====== Extract provided ======

To determine PfPuf2 expression and subcellular locations during gametocytogenesis, GFP signal in a parasite clone with GFP-tagged PfPuf2 was observed under a fluorescence microscope using a previously described procedure (Tonkin et al., 2006). An immunofluorescence assay (IFA) was performed using antibodies against Pfs230 to label all gametocytes, and parasite nuclei were counterstained with Hoechst 33342. Images were merged using Adobe Photoshop. To determine the total male and female gametocytemias, monoclonal antibody against α-tubulin II was used to detect males, and rabbit antibodies against Pfs230 were used to detect the entire gametocyte population. At least 500 total gametocytes were counted to obtain the sex ratios.

======

[Exercise instructions]
1. List each labeling agent named in the PfPuf2 methods passage, together with what the passage says it was used to label or detect.
2. According to the PfPuf2 methods passage, why were two different antibodies used to determine the total male and female gametocytemias?
3. Extend the PfPuf2 methods passage beyond its final sentence.
The lines that follow are separate material, unrelated to the passage above.

====== Excerpted data ======

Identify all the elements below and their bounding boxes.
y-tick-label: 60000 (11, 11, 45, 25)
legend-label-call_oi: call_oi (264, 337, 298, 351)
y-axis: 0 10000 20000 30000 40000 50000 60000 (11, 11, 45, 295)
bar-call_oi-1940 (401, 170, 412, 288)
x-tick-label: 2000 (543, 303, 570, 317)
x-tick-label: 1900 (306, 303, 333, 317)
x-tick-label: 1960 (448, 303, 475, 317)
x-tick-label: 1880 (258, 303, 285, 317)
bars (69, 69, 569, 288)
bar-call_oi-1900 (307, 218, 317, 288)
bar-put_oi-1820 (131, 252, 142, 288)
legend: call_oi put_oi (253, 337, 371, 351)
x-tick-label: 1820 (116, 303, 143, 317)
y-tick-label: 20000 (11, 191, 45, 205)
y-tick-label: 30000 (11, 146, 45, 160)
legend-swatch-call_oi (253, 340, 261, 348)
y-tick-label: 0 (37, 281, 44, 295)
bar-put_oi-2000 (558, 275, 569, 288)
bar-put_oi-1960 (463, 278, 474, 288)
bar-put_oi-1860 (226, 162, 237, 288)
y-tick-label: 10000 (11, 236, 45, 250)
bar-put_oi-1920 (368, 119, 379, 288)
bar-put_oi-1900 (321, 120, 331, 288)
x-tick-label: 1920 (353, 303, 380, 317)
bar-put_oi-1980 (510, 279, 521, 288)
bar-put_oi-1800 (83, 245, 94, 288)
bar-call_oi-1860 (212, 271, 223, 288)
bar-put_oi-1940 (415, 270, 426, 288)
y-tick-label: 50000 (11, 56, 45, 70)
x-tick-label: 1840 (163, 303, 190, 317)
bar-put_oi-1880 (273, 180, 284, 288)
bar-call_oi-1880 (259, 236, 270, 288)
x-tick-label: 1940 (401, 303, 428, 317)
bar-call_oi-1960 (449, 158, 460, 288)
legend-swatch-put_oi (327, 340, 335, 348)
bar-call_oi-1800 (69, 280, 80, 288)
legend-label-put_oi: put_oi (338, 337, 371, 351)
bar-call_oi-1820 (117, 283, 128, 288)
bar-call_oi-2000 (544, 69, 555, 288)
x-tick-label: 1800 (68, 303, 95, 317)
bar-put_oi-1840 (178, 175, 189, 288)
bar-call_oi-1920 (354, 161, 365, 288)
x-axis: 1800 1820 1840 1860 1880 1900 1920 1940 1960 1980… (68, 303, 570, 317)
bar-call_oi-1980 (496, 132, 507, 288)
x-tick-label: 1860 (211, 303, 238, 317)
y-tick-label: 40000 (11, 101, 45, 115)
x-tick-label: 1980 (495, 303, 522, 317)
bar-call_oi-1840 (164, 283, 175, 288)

======

[Responses by task]
1.
- Antibodies against Pfs230 (including rabbit antibodies against Pfs230): all gametocytes, that is, the entire gametocyte population
- Hoechst 33342: parasite nuclei
- Monoclonal antibody against α-tubulin II: male gametocytes
- GFP tag on PfPuf2: PfPuf2 expression and subcellular location

2. The monoclonal antibody against α-tubulin II was used to detect the male gametocytes. The rabbit antibodies against Pfs230 were used to detect the entire gametocyte population.

3.
The data were analyzed using Minitab 13.0 and SAS 8.0. The data were transformed to satisfy normal distribution when needed. For parasitemias and gametocytemias, data were analyzed by a two-way ANOVA and the interaction term (day by treatment) was included, followed by Tukey's pairwise comparison or Bonferroni simultaneous tests. For comparison of the gametocytogenesis rate between parasites transfected with pCC4-GFP vector and the PfPuf2 expression plasmid (pCC4-Puf2/Puf2 and pCC4-Hsp86/Puf2), Tukey's pairwise comparison and t-test were performed with Bonferroni corrections to ensure that the family error rate was corrected to α=0.0045 for each individual test. For comparison of male:female gametocyte ratios, relative expression levels of different genes by RT-PCR at each time point, and male gametocyte exflagellation center counts, one-way ANOVA and t-test were performed with Bonferroni corrections.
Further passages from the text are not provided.